Please rewrite the records below, changing "Patent image size" to "Drawing size" wherever it occurs and leaving everything else as it is.

> Exercise inputs:
========

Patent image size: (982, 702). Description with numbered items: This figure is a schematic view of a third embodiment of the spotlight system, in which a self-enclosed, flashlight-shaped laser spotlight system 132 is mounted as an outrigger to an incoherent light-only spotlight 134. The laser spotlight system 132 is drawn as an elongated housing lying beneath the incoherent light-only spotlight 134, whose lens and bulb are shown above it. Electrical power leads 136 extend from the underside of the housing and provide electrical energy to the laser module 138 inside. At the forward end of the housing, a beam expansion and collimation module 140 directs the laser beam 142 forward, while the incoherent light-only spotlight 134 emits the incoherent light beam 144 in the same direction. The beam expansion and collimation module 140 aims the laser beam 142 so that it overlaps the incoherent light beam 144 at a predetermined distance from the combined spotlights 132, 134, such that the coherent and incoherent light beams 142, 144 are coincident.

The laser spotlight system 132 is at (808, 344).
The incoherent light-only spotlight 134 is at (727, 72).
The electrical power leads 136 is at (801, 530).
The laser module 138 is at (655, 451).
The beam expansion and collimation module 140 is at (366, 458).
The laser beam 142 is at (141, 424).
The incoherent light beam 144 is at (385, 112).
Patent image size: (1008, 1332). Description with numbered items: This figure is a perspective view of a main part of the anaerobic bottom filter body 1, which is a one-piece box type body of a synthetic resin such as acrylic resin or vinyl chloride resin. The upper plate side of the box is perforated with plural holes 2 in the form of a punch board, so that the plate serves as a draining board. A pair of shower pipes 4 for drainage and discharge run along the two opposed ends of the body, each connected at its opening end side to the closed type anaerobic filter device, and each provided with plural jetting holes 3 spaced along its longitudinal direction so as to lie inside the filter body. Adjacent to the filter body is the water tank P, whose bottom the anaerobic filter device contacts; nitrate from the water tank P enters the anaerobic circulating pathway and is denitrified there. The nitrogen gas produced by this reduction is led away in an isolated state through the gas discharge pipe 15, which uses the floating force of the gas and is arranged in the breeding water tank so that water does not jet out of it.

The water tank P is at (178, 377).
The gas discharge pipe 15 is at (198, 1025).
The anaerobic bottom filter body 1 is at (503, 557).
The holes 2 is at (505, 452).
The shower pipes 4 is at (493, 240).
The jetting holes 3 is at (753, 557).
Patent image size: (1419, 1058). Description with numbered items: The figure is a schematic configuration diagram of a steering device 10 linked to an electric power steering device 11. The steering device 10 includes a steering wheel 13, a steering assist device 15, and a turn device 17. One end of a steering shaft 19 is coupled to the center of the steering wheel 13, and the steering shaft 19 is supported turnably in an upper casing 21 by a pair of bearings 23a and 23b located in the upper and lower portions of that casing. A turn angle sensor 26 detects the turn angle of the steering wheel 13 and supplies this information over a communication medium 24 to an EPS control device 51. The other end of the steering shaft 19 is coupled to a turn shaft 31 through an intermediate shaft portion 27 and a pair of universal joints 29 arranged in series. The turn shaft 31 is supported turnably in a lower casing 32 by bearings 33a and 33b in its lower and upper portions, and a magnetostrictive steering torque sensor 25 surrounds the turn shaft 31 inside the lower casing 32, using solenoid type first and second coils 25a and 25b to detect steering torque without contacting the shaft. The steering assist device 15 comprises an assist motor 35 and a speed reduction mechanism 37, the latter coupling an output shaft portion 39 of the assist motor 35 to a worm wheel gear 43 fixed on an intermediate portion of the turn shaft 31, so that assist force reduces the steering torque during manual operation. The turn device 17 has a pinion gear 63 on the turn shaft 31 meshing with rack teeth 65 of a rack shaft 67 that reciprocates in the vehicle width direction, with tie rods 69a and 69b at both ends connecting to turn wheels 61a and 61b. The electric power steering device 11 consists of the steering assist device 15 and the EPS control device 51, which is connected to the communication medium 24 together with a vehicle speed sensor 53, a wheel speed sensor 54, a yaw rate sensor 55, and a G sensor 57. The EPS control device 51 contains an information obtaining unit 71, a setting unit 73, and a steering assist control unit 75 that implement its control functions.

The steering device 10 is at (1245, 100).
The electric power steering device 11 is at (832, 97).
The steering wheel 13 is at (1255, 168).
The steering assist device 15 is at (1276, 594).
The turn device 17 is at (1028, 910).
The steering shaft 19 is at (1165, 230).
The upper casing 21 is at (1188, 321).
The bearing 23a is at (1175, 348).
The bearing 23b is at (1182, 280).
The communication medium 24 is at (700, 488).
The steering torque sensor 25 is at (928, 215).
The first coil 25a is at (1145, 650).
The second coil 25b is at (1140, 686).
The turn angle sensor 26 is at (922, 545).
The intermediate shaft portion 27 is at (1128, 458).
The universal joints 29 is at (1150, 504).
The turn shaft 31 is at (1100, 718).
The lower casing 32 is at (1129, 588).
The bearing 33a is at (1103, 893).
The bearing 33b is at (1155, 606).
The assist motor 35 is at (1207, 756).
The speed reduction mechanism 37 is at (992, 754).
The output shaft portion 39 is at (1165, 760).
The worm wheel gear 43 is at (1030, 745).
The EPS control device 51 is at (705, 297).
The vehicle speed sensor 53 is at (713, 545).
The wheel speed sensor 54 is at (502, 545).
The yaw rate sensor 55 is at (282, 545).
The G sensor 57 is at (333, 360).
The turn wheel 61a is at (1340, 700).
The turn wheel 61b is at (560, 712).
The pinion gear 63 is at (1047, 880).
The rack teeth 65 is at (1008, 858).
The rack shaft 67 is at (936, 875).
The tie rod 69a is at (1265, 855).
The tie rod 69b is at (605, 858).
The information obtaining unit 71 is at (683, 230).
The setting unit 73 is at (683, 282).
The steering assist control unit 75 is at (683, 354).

========

> Exercise result:
Drawing size: (982, 702). Description with numbered items: This figure is a schematic view of a third embodiment of the spotlight system, in which a self-enclosed, flashlight-shaped laser spotlight system 132 is mounted as an outrigger to an incoherent light-only spotlight 134. The laser spotlight system 132 is drawn as an elongated housing lying beneath the incoherent light-only spotlight 134, whose lens and bulb are shown above it. Electrical power leads 136 extend from the underside of the housing and provide electrical energy to the laser module 138 inside. At the forward end of the housing, a beam expansion and collimation module 140 directs the laser beam 142 forward, while the incoherent light-only spotlight 134 emits the incoherent light beam 144 in the same direction. The beam expansion and collimation module 140 aims the laser beam 142 so that it overlaps the incoherent light beam 144 at a predetermined distance from the combined spotlights 132, 134, such that the coherent and incoherent light beams 142, 144 are coincident.

The laser spotlight system 132 is at (808, 344).
The incoherent light-only spotlight 134 is at (727, 72).
The electrical power leads 136 is at (801, 530).
The laser module 138 is at (655, 451).
The beam expansion and collimation module 140 is at (366, 458).
The laser beam 142 is at (141, 424).
The incoherent light beam 144 is at (385, 112).
Drawing size: (1008, 1332). Description with numbered items: This figure is a perspective view of a main part of the anaerobic bottom filter body 1, which is a one-piece box type body of a synthetic resin such as acrylic resin or vinyl chloride resin. The upper plate side of the box is perforated with plural holes 2 in the form of a punch board, so that the plate serves as a draining board. A pair of shower pipes 4 for drainage and discharge run along the two opposed ends of the body, each connected at its opening end side to the closed type anaerobic filter device, and each provided with plural jetting holes 3 spaced along its longitudinal direction so as to lie inside the filter body. Adjacent to the filter body is the water tank P, whose bottom the anaerobic filter device contacts; nitrate from the water tank P enters the anaerobic circulating pathway and is denitrified there. The nitrogen gas produced by this reduction is led away in an isolated state through the gas discharge pipe 15, which uses the floating force of the gas and is arranged in the breeding water tank so that water does not jet out of it.

The water tank P is at (178, 377).
The gas discharge pipe 15 is at (198, 1025).
The anaerobic bottom filter body 1 is at (503, 557).
The holes 2 is at (505, 452).
The shower pipes 4 is at (493, 240).
The jetting holes 3 is at (753, 557).
Drawing size: (1419, 1058). Description with numbered items: The figure is a schematic configuration diagram of a steering device 10 linked to an electric power steering device 11. The steering device 10 includes a steering wheel 13, a steering assist device 15, and a turn device 17. One end of a steering shaft 19 is coupled to the center of the steering wheel 13, and the steering shaft 19 is supported turnably in an upper casing 21 by a pair of bearings 23a and 23b located in the upper and lower portions of that casing. A turn angle sensor 26 detects the turn angle of the steering wheel 13 and supplies this information over a communication medium 24 to an EPS control device 51. The other end of the steering shaft 19 is coupled to a turn shaft 31 through an intermediate shaft portion 27 and a pair of universal joints 29 arranged in series. The turn shaft 31 is supported turnably in a lower casing 32 by bearings 33a and 33b in its lower and upper portions, and a magnetostrictive steering torque sensor 25 surrounds the turn shaft 31 inside the lower casing 32, using solenoid type first and second coils 25a and 25b to detect steering torque without contacting the shaft. The steering assist device 15 comprises an assist motor 35 and a speed reduction mechanism 37, the latter coupling an output shaft portion 39 of the assist motor 35 to a worm wheel gear 43 fixed on an intermediate portion of the turn shaft 31, so that assist force reduces the steering torque during manual operation. The turn device 17 has a pinion gear 63 on the turn shaft 31 meshing with rack teeth 65 of a rack shaft 67 that reciprocates in the vehicle width direction, with tie rods 69a and 69b at both ends connecting to turn wheels 61a and 61b. The electric power steering device 11 consists of the steering assist device 15 and the EPS control device 51, which is connected to the communication medium 24 together with a vehicle speed sensor 53, a wheel speed sensor 54, a yaw rate sensor 55, and a G sensor 57. The EPS control device 51 contains an information obtaining unit 71, a setting unit 73, and a steering assist control unit 75 that implement its control functions.

The steering device 10 is at (1245, 100).
The electric power steering device 11 is at (832, 97).
The steering wheel 13 is at (1255, 168).
The steering assist device 15 is at (1276, 594).
The turn device 17 is at (1028, 910).
The steering shaft 19 is at (1165, 230).
The upper casing 21 is at (1188, 321).
The bearing 23a is at (1175, 348).
The bearing 23b is at (1182, 280).
The communication medium 24 is at (700, 488).
The steering torque sensor 25 is at (928, 215).
The first coil 25a is at (1145, 650).
The second coil 25b is at (1140, 686).
The turn angle sensor 26 is at (922, 545).
The intermediate shaft portion 27 is at (1128, 458).
The universal joints 29 is at (1150, 504).
The turn shaft 31 is at (1100, 718).
The lower casing 32 is at (1129, 588).
The bearing 33a is at (1103, 893).
The bearing 33b is at (1155, 606).
The assist motor 35 is at (1207, 756).
The speed reduction mechanism 37 is at (992, 754).
The output shaft portion 39 is at (1165, 760).
The worm wheel gear 43 is at (1030, 745).
The EPS control device 51 is at (705, 297).
The vehicle speed sensor 53 is at (713, 545).
The wheel speed sensor 54 is at (502, 545).
The yaw rate sensor 55 is at (282, 545).
The G sensor 57 is at (333, 360).
The turn wheel 61a is at (1340, 700).
The turn wheel 61b is at (560, 712).
The pinion gear 63 is at (1047, 880).
The rack teeth 65 is at (1008, 858).
The rack shaft 67 is at (936, 875).
The tie rod 69a is at (1265, 855).
The tie rod 69b is at (605, 858).
The information obtaining unit 71 is at (683, 230).
The setting unit 73 is at (683, 282).
The steering assist control unit 75 is at (683, 354).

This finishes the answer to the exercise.